» **Saved entries**:
..............................

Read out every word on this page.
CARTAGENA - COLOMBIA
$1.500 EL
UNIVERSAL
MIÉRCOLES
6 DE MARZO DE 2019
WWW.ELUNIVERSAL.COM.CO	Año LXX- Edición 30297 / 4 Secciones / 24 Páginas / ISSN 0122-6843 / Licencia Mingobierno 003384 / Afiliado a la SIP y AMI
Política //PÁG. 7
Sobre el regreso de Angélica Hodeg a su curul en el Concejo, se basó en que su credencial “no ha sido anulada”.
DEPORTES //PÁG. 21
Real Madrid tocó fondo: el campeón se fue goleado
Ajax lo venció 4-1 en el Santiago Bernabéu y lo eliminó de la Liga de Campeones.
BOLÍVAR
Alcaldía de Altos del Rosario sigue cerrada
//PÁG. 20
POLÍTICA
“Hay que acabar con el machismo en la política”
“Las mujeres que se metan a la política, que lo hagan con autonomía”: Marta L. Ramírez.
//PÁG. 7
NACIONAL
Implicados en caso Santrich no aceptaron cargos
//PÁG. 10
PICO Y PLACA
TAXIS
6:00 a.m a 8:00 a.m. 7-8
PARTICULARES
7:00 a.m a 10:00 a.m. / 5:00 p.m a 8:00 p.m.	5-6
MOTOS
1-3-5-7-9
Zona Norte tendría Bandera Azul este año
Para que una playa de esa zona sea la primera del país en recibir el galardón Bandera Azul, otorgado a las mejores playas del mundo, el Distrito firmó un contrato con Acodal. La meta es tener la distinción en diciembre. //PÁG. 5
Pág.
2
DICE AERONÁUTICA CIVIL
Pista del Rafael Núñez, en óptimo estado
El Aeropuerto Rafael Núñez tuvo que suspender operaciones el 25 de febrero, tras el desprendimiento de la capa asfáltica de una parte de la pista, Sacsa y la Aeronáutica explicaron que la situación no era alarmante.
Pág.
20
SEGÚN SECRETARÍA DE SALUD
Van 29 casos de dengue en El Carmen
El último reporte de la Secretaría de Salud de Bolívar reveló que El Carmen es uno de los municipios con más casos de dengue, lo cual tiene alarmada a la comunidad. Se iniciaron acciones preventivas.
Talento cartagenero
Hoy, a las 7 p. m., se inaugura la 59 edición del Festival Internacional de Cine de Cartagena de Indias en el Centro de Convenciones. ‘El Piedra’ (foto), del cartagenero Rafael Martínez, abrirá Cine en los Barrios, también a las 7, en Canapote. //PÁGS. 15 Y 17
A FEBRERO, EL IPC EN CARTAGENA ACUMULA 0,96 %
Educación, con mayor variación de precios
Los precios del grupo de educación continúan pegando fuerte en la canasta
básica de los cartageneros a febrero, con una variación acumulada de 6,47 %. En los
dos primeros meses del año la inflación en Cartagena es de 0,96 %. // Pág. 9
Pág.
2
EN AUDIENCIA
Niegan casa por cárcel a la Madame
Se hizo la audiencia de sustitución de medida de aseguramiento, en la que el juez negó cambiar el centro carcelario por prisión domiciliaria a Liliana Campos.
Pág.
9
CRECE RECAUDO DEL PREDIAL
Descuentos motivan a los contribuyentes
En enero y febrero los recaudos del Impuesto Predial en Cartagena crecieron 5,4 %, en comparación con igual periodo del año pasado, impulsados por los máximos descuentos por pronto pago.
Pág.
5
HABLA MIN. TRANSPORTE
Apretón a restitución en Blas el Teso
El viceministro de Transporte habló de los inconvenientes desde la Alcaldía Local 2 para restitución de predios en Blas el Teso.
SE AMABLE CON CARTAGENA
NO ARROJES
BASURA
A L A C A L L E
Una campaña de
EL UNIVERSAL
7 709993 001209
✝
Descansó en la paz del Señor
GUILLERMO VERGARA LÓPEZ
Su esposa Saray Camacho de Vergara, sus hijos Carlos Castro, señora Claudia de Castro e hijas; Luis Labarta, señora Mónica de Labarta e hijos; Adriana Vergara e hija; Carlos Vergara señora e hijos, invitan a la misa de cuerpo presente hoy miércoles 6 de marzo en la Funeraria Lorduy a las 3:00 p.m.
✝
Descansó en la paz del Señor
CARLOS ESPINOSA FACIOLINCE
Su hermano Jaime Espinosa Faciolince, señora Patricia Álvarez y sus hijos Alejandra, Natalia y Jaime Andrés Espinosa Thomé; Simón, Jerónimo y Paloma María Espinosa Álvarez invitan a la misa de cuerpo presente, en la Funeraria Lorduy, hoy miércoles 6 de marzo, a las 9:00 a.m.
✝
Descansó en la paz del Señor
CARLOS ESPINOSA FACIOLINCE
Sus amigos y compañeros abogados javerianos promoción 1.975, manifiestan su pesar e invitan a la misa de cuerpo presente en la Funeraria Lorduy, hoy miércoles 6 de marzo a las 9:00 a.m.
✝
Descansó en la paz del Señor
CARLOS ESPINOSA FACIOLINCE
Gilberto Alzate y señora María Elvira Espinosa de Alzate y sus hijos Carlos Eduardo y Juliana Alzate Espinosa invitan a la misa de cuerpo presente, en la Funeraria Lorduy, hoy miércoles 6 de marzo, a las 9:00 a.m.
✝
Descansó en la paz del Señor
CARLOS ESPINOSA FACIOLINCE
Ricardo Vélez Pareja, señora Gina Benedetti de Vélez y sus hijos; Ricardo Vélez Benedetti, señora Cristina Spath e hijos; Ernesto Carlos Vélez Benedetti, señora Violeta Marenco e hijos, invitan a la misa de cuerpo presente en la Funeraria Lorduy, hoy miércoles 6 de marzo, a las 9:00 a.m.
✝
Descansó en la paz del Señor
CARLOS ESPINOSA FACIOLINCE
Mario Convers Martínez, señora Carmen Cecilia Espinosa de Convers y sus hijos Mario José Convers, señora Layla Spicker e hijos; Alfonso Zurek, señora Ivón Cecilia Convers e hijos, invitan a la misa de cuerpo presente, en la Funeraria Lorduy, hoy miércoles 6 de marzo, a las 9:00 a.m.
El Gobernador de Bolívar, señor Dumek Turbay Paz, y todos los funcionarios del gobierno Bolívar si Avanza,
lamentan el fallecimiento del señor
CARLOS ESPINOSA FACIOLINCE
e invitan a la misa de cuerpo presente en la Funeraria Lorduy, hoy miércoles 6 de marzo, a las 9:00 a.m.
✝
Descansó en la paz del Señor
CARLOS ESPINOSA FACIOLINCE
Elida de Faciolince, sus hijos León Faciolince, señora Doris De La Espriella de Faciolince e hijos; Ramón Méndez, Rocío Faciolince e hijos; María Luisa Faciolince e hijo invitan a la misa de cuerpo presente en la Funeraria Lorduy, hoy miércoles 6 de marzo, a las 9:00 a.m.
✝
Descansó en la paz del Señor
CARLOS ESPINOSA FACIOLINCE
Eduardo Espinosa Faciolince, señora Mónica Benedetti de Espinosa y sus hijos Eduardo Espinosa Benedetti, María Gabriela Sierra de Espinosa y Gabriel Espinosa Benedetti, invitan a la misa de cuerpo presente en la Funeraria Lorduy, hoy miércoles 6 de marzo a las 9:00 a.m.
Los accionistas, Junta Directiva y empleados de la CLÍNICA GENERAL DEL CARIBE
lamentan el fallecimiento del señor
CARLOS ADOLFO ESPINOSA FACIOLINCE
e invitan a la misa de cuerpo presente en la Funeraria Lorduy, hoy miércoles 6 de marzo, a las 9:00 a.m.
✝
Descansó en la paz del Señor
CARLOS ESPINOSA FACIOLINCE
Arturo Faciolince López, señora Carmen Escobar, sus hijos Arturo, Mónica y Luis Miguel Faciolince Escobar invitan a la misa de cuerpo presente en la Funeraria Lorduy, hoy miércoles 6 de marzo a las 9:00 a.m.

..............................

» **TASK GOAL**:
Each line that contains the word "Teso" counts toward the total; give only that total.

» **EXERCISE ANSWER**:
2